→ Exercise directions
Produce an exact transcription of the listing below, omitting the pictures.

→ Dataset entries
========================

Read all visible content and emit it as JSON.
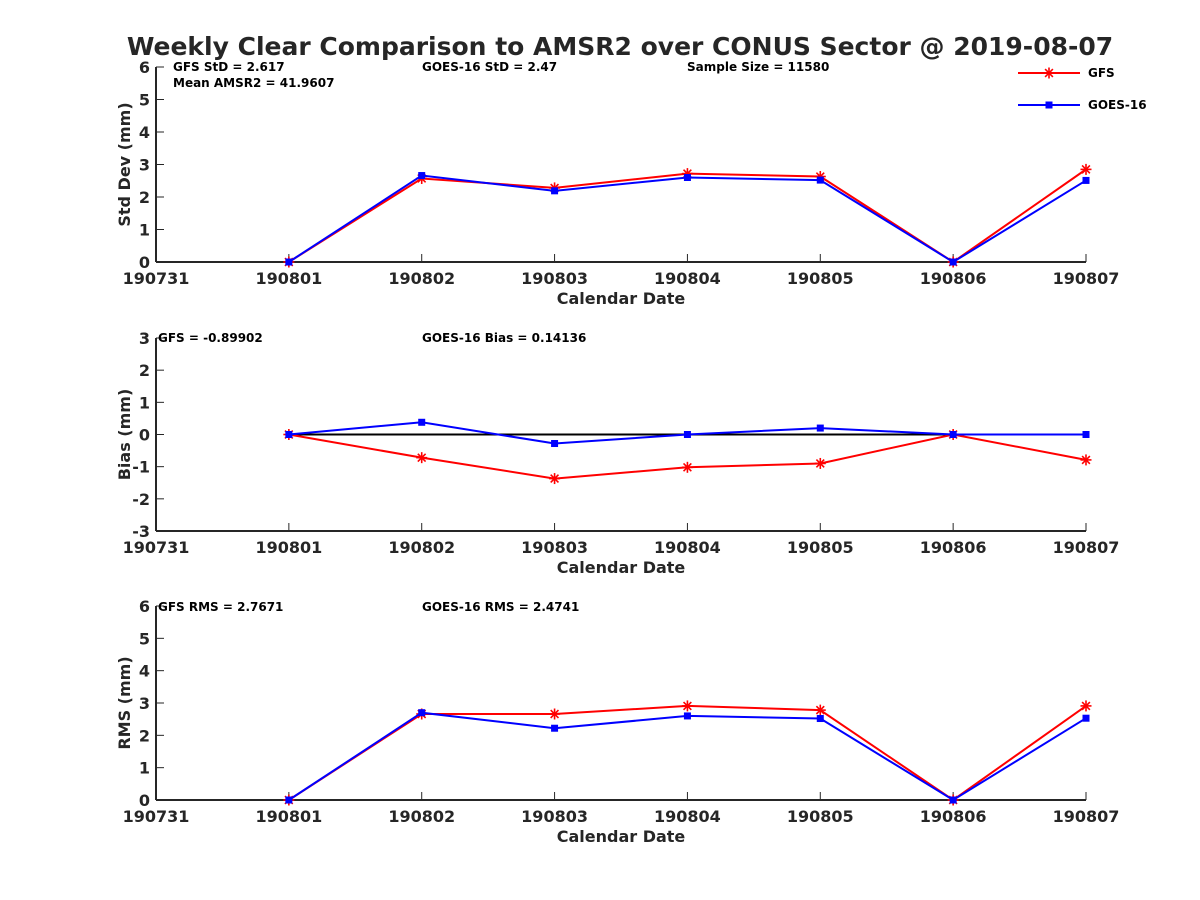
{
  "chart_data": {
    "title": "Weekly Clear Comparison to AMSR2 over CONUS Sector @ 2019-08-07",
    "x_ticks": [
      "190731",
      "190801",
      "190802",
      "190803",
      "190804",
      "190805",
      "190806",
      "190807"
    ],
    "legend": {
      "placement": "top-right",
      "entries": [
        {
          "name": "GFS",
          "color": "#ff0000",
          "marker": "asterisk"
        },
        {
          "name": "GOES-16",
          "color": "#0000ff",
          "marker": "square"
        }
      ]
    },
    "panels": [
      {
        "type": "line",
        "xlabel": "Calendar Date",
        "ylabel": "Std Dev (mm)",
        "ylim": [
          0,
          6
        ],
        "y_ticks": [
          "0",
          "1",
          "2",
          "3",
          "4",
          "5",
          "6"
        ],
        "zero_line": false,
        "annotations": [
          "GFS StD = 2.617",
          "Mean AMSR2 = 41.9607",
          "GOES-16 StD = 2.47",
          "Sample Size = 11580"
        ],
        "series": [
          {
            "name": "GFS",
            "color": "#ff0000",
            "marker": "asterisk",
            "x": [
              "190801",
              "190802",
              "190803",
              "190804",
              "190805",
              "190806",
              "190807"
            ],
            "values": [
              0,
              2.57,
              2.28,
              2.72,
              2.63,
              0,
              2.85
            ]
          },
          {
            "name": "GOES-16",
            "color": "#0000ff",
            "marker": "square",
            "x": [
              "190801",
              "190802",
              "190803",
              "190804",
              "190805",
              "190806",
              "190807"
            ],
            "values": [
              0,
              2.66,
              2.19,
              2.6,
              2.52,
              0,
              2.51
            ]
          }
        ]
      },
      {
        "type": "line",
        "xlabel": "Calendar Date",
        "ylabel": "Bias (mm)",
        "ylim": [
          -3,
          3
        ],
        "y_ticks": [
          "-3",
          "-2",
          "-1",
          "0",
          "1",
          "2",
          "3"
        ],
        "zero_line": true,
        "annotations": [
          "GFS = -0.89902",
          "GOES-16 Bias  = 0.14136"
        ],
        "series": [
          {
            "name": "GFS",
            "color": "#ff0000",
            "marker": "asterisk",
            "x": [
              "190801",
              "190802",
              "190803",
              "190804",
              "190805",
              "190806",
              "190807"
            ],
            "values": [
              0,
              -0.72,
              -1.37,
              -1.02,
              -0.9,
              0,
              -0.79
            ]
          },
          {
            "name": "GOES-16",
            "color": "#0000ff",
            "marker": "square",
            "x": [
              "190801",
              "190802",
              "190803",
              "190804",
              "190805",
              "190806",
              "190807"
            ],
            "values": [
              0,
              0.38,
              -0.28,
              0,
              0.2,
              0,
              0
            ]
          }
        ]
      },
      {
        "type": "line",
        "xlabel": "Calendar Date",
        "ylabel": "RMS (mm)",
        "ylim": [
          0,
          6
        ],
        "y_ticks": [
          "0",
          "1",
          "2",
          "3",
          "4",
          "5",
          "6"
        ],
        "zero_line": false,
        "annotations": [
          "GFS RMS = 2.7671",
          "GOES-16 RMS = 2.4741"
        ],
        "series": [
          {
            "name": "GFS",
            "color": "#ff0000",
            "marker": "asterisk",
            "x": [
              "190801",
              "190802",
              "190803",
              "190804",
              "190805",
              "190806",
              "190807"
            ],
            "values": [
              0,
              2.66,
              2.66,
              2.91,
              2.78,
              0,
              2.91
            ]
          },
          {
            "name": "GOES-16",
            "color": "#0000ff",
            "marker": "square",
            "x": [
              "190801",
              "190802",
              "190803",
              "190804",
              "190805",
              "190806",
              "190807"
            ],
            "values": [
              0,
              2.7,
              2.22,
              2.6,
              2.52,
              0,
              2.53
            ]
          }
        ]
      }
    ]
  }
}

========================

→ Full solution
Read all visible content and emit it as JSON.
{
  "chart_data": {
    "title": "Weekly Clear Comparison to AMSR2 over CONUS Sector @ 2019-08-07",
    "x_ticks": [
      "190731",
      "190801",
      "190802",
      "190803",
      "190804",
      "190805",
      "190806",
      "190807"
    ],
    "legend": {
      "placement": "top-right",
      "entries": [
        {
          "name": "GFS",
          "color": "#ff0000",
          "marker": "asterisk"
        },
        {
          "name": "GOES-16",
          "color": "#0000ff",
          "marker": "square"
        }
      ]
    },
    "panels": [
      {
        "type": "line",
        "xlabel": "Calendar Date",
        "ylabel": "Std Dev (mm)",
        "ylim": [
          0,
          6
        ],
        "y_ticks": [
          "0",
          "1",
          "2",
          "3",
          "4",
          "5",
          "6"
        ],
        "zero_line": false,
        "annotations": [
          "GFS StD = 2.617",
          "Mean AMSR2 = 41.9607",
          "GOES-16 StD = 2.47",
          "Sample Size = 11580"
        ],
        "series": [
          {
            "name": "GFS",
            "color": "#ff0000",
            "marker": "asterisk",
            "x": [
              "190801",
              "190802",
              "190803",
              "190804",
              "190805",
              "190806",
              "190807"
            ],
            "values": [
              0,
              2.57,
              2.28,
              2.72,
              2.63,
              0,
              2.85
            ]
          },
          {
            "name": "GOES-16",
            "color": "#0000ff",
            "marker": "square",
            "x": [
              "190801",
              "190802",
              "190803",
              "190804",
              "190805",
              "190806",
              "190807"
            ],
            "values": [
              0,
              2.66,
              2.19,
              2.6,
              2.52,
              0,
              2.51
            ]
          }
        ]
      },
      {
        "type": "line",
        "xlabel": "Calendar Date",
        "ylabel": "Bias (mm)",
        "ylim": [
          -3,
          3
        ],
        "y_ticks": [
          "-3",
          "-2",
          "-1",
          "0",
          "1",
          "2",
          "3"
        ],
        "zero_line": true,
        "annotations": [
          "GFS = -0.89902",
          "GOES-16 Bias  = 0.14136"
        ],
        "series": [
          {
            "name": "GFS",
            "color": "#ff0000",
            "marker": "asterisk",
            "x": [
              "190801",
              "190802",
              "190803",
              "190804",
              "190805",
              "190806",
              "190807"
            ],
            "values": [
              0,
              -0.72,
              -1.37,
              -1.02,
              -0.9,
              0,
              -0.79
            ]
          },
          {
            "name": "GOES-16",
            "color": "#0000ff",
            "marker": "square",
            "x": [
              "190801",
              "190802",
              "190803",
              "190804",
              "190805",
              "190806",
              "190807"
            ],
            "values": [
              0,
              0.38,
              -0.28,
              0,
              0.2,
              0,
              0
            ]
          }
        ]
      },
      {
        "type": "line",
        "xlabel": "Calendar Date",
        "ylabel": "RMS (mm)",
        "ylim": [
          0,
          6
        ],
        "y_ticks": [
          "0",
          "1",
          "2",
          "3",
          "4",
          "5",
          "6"
        ],
        "zero_line": false,
        "annotations": [
          "GFS RMS = 2.7671",
          "GOES-16 RMS = 2.4741"
        ],
        "series": [
          {
            "name": "GFS",
            "color": "#ff0000",
            "marker": "asterisk",
            "x": [
              "190801",
              "190802",
              "190803",
              "190804",
              "190805",
              "190806",
              "190807"
            ],
            "values": [
              0,
              2.66,
              2.66,
              2.91,
              2.78,
              0,
              2.91
            ]
          },
          {
            "name": "GOES-16",
            "color": "#0000ff",
            "marker": "square",
            "x": [
              "190801",
              "190802",
              "190803",
              "190804",
              "190805",
              "190806",
              "190807"
            ],
            "values": [
              0,
              2.7,
              2.22,
              2.6,
              2.52,
              0,
              2.53
            ]
          }
        ]
      }
    ]
  }
}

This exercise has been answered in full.